- **Available records**
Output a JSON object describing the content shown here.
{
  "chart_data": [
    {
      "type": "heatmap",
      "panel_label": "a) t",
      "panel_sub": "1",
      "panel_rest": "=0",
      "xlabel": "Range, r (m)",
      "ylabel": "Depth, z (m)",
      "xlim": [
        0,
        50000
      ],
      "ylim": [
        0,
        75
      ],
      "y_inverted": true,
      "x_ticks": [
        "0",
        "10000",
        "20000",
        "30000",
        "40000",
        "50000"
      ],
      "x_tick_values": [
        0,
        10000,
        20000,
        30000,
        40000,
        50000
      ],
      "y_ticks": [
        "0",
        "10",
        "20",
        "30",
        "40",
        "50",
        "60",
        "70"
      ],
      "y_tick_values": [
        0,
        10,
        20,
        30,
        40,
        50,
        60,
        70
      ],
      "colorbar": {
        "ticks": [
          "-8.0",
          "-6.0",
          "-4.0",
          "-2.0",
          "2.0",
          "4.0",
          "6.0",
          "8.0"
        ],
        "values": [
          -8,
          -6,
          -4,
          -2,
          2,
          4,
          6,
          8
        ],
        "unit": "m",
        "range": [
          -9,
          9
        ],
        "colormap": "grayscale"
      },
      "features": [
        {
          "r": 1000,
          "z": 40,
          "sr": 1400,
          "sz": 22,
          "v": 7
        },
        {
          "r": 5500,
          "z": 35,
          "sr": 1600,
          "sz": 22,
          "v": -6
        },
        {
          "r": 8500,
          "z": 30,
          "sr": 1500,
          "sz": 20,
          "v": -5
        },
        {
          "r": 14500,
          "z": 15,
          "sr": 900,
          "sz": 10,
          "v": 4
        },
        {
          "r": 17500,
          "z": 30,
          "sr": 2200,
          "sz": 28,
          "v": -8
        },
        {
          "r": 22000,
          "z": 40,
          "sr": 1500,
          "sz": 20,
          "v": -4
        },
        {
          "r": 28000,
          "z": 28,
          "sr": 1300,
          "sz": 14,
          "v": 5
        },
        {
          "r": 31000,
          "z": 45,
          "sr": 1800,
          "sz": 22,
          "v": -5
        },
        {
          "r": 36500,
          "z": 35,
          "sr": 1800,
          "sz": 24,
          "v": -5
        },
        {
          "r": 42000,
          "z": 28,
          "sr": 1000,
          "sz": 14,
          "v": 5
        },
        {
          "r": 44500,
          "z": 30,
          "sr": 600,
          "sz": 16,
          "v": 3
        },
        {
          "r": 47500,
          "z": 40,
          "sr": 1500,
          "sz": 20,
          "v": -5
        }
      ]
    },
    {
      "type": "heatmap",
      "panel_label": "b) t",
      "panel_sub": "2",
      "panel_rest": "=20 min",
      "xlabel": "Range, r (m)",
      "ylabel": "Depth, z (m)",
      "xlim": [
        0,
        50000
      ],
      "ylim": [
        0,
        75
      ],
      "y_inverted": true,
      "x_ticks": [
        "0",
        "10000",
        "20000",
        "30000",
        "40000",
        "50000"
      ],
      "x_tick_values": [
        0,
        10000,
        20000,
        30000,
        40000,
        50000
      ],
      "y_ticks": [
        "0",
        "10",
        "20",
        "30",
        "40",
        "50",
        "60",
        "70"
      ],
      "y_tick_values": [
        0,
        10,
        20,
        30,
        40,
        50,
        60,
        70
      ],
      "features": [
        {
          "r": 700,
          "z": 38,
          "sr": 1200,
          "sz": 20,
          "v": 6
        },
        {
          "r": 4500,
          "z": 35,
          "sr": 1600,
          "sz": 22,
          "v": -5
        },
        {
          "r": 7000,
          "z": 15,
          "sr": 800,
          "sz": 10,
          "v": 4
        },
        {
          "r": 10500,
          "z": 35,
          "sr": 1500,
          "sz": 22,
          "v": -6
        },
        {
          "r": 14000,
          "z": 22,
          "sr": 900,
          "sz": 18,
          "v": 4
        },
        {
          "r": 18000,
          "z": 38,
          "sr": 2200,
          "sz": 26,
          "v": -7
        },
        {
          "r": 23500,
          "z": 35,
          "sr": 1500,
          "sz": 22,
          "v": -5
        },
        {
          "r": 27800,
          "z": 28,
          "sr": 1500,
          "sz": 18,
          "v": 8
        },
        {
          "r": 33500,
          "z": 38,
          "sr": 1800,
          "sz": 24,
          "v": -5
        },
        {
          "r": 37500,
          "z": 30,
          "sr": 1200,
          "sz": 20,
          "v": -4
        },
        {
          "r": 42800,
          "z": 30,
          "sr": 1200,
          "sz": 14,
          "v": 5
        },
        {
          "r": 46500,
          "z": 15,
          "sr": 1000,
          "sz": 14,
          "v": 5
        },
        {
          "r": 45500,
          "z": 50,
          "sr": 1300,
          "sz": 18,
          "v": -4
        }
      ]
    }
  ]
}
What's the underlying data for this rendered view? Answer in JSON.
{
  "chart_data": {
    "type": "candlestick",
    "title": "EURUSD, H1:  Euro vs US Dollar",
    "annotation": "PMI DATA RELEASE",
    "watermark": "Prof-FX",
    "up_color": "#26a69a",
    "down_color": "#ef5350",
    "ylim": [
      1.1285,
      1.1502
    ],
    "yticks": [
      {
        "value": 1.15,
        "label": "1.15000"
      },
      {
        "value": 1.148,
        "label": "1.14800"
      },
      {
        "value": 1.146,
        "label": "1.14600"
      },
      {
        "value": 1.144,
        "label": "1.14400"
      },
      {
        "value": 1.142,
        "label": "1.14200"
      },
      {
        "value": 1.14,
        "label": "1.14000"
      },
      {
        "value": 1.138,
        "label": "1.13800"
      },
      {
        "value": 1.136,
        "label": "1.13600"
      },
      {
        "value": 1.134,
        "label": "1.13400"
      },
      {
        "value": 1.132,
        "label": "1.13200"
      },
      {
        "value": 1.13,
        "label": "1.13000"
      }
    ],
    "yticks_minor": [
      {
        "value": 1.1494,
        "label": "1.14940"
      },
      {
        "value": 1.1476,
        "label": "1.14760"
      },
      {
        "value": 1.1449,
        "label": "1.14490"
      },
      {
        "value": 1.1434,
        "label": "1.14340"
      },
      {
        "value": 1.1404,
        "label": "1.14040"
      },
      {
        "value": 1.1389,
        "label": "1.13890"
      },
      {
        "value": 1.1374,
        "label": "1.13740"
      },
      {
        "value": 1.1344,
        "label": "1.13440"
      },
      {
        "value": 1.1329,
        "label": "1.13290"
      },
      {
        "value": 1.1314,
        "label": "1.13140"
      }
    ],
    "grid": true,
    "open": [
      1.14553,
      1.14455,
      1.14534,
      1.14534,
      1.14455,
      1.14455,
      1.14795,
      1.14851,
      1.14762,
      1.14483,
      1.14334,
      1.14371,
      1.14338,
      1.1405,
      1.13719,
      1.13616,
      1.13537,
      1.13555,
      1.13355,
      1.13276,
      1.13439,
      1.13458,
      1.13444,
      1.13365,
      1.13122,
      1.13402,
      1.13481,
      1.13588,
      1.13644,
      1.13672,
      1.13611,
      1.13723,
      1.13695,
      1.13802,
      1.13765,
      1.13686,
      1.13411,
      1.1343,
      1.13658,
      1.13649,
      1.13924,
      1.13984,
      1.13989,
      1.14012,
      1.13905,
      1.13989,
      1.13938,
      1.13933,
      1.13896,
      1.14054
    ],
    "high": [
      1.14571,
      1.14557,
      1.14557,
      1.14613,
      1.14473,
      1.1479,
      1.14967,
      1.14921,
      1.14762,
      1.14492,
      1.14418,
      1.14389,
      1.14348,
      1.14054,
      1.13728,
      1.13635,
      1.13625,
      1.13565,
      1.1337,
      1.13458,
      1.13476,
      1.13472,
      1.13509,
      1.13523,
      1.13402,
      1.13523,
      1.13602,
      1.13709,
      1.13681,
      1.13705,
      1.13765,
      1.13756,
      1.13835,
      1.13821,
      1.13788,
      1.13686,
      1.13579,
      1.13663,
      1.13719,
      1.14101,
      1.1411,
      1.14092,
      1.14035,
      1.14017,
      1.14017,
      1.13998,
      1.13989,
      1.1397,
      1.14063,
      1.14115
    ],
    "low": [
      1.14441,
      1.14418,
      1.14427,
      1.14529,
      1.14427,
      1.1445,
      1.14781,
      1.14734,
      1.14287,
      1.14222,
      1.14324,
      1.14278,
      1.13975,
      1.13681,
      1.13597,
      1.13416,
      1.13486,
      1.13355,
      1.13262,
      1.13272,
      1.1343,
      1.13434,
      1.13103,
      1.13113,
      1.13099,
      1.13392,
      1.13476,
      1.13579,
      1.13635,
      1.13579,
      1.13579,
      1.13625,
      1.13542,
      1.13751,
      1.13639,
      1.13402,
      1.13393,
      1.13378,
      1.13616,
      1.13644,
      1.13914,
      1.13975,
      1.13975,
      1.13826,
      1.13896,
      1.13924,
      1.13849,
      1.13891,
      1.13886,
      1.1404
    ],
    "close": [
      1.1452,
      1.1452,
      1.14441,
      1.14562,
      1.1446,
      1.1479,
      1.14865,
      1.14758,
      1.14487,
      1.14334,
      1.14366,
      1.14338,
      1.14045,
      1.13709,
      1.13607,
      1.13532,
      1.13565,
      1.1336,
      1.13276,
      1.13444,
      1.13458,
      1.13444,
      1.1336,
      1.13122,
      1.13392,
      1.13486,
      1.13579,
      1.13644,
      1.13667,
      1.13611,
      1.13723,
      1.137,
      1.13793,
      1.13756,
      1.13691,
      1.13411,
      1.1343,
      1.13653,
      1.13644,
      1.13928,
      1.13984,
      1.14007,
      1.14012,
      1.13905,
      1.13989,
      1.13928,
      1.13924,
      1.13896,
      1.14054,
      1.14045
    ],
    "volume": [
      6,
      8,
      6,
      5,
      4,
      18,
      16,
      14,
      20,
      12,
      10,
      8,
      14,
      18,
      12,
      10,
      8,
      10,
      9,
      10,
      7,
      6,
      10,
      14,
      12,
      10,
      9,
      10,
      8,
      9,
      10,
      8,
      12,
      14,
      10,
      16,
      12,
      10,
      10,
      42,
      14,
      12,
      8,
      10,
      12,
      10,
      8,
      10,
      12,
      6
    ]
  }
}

- **What is asked**
Scan the data above and copy every line with "JSON" in it.

- **The output**
Output a JSON object describing the content shown here.
What's the underlying data for this rendered view? Answer in JSON.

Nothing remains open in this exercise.